> [PROBLEM REQUIREMENTS] Rewrite everything from the start of the entries down to the line containing "67, 261, 80]", swapping "x-tick-label" for "horizontal-tick-label" and leaving all else unchanged.

[Layout element entries]
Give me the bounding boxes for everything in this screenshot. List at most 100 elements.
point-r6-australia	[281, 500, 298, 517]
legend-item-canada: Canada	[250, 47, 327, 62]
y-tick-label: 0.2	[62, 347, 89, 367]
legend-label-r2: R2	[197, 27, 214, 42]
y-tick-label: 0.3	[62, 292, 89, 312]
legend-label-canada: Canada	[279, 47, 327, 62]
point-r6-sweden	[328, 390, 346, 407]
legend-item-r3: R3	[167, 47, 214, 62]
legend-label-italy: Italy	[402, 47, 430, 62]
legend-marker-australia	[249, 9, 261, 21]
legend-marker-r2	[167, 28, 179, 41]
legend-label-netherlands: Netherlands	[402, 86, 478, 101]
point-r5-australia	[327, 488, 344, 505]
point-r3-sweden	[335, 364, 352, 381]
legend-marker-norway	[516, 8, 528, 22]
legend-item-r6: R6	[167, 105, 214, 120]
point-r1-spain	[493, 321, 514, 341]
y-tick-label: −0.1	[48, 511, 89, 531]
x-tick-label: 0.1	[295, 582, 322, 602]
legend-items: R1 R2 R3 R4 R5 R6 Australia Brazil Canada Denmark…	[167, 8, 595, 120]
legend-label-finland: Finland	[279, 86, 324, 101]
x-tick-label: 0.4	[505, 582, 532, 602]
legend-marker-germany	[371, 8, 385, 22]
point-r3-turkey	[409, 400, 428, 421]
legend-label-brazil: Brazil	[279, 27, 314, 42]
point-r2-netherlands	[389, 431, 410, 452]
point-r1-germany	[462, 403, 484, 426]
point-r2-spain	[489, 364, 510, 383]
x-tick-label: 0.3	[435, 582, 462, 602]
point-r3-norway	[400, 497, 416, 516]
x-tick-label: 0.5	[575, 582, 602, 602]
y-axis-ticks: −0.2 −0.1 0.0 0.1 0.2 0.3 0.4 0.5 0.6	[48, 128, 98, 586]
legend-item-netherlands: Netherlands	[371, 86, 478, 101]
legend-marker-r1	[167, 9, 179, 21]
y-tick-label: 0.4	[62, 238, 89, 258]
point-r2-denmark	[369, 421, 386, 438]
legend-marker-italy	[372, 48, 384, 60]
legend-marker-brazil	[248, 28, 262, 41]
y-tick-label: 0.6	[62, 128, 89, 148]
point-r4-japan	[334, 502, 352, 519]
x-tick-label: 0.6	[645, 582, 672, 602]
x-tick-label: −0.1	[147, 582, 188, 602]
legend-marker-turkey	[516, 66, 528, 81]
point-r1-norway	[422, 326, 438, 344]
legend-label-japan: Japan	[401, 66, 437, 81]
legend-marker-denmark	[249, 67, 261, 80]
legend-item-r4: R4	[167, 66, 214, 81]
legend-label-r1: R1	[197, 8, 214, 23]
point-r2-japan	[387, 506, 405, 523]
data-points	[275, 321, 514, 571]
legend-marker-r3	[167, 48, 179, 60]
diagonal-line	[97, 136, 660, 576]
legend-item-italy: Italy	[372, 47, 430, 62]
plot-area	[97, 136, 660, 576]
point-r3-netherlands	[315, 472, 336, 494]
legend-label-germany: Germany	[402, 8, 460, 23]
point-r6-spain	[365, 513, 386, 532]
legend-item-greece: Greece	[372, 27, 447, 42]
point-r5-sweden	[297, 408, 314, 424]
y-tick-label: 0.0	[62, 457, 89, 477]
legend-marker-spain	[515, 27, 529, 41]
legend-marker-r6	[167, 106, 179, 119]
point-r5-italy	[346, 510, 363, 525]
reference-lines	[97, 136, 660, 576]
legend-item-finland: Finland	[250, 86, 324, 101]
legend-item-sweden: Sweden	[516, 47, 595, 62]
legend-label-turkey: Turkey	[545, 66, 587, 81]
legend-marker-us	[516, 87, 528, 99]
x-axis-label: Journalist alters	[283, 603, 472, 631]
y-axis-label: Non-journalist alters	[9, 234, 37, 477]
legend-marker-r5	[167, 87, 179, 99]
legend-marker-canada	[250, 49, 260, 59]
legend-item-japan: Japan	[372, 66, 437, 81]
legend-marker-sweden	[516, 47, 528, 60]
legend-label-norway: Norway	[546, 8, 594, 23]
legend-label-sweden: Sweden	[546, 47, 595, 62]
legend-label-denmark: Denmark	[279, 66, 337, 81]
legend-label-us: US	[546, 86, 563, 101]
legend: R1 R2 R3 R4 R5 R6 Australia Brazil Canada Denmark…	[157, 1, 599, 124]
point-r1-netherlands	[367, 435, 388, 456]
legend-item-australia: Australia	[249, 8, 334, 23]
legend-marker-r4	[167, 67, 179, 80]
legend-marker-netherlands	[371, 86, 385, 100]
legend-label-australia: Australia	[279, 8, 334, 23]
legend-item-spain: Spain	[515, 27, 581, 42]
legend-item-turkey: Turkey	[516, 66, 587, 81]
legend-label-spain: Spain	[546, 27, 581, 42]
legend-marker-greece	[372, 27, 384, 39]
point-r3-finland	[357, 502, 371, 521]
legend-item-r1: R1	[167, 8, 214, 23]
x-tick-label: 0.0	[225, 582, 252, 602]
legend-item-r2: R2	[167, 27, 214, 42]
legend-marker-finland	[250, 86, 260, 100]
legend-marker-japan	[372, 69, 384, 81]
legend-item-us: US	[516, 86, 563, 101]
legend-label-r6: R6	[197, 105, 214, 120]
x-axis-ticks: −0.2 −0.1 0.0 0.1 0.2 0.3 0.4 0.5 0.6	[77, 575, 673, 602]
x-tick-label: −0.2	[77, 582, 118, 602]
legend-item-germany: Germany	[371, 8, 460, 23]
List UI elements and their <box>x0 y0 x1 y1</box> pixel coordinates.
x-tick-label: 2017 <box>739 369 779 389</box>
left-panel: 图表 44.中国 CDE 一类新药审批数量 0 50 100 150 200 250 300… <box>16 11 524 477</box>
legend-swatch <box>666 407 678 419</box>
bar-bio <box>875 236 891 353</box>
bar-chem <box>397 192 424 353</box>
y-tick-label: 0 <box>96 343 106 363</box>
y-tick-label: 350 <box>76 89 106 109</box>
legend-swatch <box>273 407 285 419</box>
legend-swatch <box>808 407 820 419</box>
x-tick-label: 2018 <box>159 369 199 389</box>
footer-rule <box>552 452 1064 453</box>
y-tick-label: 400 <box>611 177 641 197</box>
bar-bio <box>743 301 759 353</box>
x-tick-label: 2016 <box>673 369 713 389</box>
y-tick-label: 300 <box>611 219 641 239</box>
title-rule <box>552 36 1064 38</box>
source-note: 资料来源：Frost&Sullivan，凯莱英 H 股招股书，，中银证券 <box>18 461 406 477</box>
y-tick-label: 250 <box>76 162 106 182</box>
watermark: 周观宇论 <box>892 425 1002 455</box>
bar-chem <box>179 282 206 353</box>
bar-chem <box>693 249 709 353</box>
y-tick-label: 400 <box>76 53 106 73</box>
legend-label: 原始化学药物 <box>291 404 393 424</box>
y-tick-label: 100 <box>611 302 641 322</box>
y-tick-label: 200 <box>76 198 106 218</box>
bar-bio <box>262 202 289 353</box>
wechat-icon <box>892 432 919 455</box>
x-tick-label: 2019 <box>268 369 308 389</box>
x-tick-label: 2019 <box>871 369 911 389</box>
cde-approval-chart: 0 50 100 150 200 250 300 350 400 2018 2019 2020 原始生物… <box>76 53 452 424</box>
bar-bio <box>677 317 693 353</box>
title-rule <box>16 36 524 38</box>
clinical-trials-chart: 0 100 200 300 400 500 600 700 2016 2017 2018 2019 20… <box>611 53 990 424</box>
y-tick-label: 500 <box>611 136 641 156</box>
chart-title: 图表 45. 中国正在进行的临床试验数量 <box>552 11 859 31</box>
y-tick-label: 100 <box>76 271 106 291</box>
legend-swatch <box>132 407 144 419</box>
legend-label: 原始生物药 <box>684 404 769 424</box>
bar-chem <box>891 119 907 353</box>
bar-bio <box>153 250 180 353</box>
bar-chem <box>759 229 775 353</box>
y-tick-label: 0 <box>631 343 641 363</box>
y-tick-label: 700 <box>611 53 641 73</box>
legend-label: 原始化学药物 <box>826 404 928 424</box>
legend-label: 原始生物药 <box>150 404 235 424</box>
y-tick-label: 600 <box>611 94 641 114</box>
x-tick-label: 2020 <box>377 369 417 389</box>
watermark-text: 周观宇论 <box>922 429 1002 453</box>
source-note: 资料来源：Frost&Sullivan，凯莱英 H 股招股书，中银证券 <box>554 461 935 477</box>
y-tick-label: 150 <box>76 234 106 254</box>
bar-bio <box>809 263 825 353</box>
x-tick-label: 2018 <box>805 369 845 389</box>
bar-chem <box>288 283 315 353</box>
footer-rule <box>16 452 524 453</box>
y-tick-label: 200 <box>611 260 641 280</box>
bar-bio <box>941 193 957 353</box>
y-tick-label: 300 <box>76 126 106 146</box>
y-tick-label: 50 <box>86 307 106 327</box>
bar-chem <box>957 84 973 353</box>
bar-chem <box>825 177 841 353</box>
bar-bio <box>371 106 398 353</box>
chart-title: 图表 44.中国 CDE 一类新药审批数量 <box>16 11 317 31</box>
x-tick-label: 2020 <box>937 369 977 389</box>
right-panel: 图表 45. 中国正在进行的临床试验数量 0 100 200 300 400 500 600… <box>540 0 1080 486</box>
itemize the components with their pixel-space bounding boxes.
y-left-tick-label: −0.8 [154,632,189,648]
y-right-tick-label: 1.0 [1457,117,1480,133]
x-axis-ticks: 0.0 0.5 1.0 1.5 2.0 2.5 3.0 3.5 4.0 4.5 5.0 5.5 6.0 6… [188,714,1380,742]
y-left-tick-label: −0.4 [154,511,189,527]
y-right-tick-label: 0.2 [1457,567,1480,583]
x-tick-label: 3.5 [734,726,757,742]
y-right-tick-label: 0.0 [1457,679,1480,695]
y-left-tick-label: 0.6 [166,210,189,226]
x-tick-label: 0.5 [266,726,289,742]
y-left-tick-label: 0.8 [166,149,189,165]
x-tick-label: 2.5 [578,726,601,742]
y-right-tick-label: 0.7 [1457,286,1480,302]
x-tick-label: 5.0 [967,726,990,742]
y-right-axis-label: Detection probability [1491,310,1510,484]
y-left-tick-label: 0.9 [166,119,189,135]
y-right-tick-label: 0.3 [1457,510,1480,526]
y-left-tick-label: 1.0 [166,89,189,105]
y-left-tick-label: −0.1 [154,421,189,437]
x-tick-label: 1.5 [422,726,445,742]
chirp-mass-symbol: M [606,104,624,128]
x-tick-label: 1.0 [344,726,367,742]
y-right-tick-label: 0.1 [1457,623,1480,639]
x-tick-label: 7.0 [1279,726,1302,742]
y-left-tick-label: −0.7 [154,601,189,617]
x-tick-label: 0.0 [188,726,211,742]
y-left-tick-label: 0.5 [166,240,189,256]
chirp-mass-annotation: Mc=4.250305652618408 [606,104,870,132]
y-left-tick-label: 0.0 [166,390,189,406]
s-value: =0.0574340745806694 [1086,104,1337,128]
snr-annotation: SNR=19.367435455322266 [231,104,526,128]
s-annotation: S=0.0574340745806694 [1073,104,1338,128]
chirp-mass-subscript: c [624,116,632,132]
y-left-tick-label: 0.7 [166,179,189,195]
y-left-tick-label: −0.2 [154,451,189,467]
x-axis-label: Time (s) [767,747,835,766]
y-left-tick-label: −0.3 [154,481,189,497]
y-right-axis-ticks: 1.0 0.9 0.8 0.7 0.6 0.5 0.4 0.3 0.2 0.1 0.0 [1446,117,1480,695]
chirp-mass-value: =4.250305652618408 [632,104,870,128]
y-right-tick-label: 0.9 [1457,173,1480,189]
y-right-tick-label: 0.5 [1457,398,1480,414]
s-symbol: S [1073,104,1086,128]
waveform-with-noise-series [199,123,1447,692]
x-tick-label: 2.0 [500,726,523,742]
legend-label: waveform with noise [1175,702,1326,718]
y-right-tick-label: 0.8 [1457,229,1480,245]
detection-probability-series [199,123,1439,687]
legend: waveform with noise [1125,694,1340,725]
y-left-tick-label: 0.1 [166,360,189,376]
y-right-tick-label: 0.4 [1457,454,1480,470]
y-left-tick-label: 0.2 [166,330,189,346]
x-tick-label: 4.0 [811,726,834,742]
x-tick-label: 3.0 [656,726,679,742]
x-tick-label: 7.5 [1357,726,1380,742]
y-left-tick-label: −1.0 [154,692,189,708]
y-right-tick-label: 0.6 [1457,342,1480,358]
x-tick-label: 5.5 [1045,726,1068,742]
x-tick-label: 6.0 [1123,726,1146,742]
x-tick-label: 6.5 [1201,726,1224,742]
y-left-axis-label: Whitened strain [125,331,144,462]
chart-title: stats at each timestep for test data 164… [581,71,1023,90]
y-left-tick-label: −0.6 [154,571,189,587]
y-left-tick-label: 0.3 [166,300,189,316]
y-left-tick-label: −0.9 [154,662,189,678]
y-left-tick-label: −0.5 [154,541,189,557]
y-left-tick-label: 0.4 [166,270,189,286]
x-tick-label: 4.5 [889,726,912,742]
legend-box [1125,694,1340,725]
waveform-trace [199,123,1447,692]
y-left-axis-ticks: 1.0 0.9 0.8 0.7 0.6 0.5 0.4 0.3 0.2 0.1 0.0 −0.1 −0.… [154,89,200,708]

> [RESULT OF THE TASK]
Give me the bounding boxes for everything in this screenshot. List at most 100 elements.
point-r6-australia	[281, 500, 298, 517]
legend-item-canada: Canada	[250, 47, 327, 62]
y-tick-label: 0.2	[62, 347, 89, 367]
legend-label-r2: R2	[197, 27, 214, 42]
y-tick-label: 0.3	[62, 292, 89, 312]
legend-label-canada: Canada	[279, 47, 327, 62]
point-r6-sweden	[328, 390, 346, 407]
legend-item-r3: R3	[167, 47, 214, 62]
legend-label-italy: Italy	[402, 47, 430, 62]
legend-marker-australia	[249, 9, 261, 21]
legend-marker-r2	[167, 28, 179, 41]
legend-label-netherlands: Netherlands	[402, 86, 478, 101]
point-r5-australia	[327, 488, 344, 505]
point-r3-sweden	[335, 364, 352, 381]
legend-marker-norway	[516, 8, 528, 22]
legend-item-r6: R6	[167, 105, 214, 120]
point-r1-spain	[493, 321, 514, 341]
y-tick-label: −0.1	[48, 511, 89, 531]
horizontal-tick-label: 0.1	[295, 582, 322, 602]
legend-items: R1 R2 R3 R4 R5 R6 Australia Brazil Canada Denmark…	[167, 8, 595, 120]
legend-label-finland: Finland	[279, 86, 324, 101]
horizontal-tick-label: 0.4	[505, 582, 532, 602]
legend-marker-germany	[371, 8, 385, 22]
point-r3-turkey	[409, 400, 428, 421]
legend-label-brazil: Brazil	[279, 27, 314, 42]
point-r2-netherlands	[389, 431, 410, 452]
point-r1-germany	[462, 403, 484, 426]
point-r2-spain	[489, 364, 510, 383]
horizontal-tick-label: 0.3	[435, 582, 462, 602]
point-r3-norway	[400, 497, 416, 516]
horizontal-tick-label: 0.5	[575, 582, 602, 602]
y-axis-ticks: −0.2 −0.1 0.0 0.1 0.2 0.3 0.4 0.5 0.6	[48, 128, 98, 586]
legend-item-netherlands: Netherlands	[371, 86, 478, 101]
legend-marker-r1	[167, 9, 179, 21]
y-tick-label: 0.4	[62, 238, 89, 258]
point-r2-denmark	[369, 421, 386, 438]
legend-marker-italy	[372, 48, 384, 60]
legend-marker-brazil	[248, 28, 262, 41]
y-tick-label: 0.6	[62, 128, 89, 148]
point-r4-japan	[334, 502, 352, 519]
horizontal-tick-label: 0.6	[645, 582, 672, 602]
horizontal-tick-label: −0.1	[147, 582, 188, 602]
legend-marker-turkey	[516, 66, 528, 81]
point-r1-norway	[422, 326, 438, 344]
legend-label-japan: Japan	[401, 66, 437, 81]
legend-marker-denmark	[249, 67, 261, 80]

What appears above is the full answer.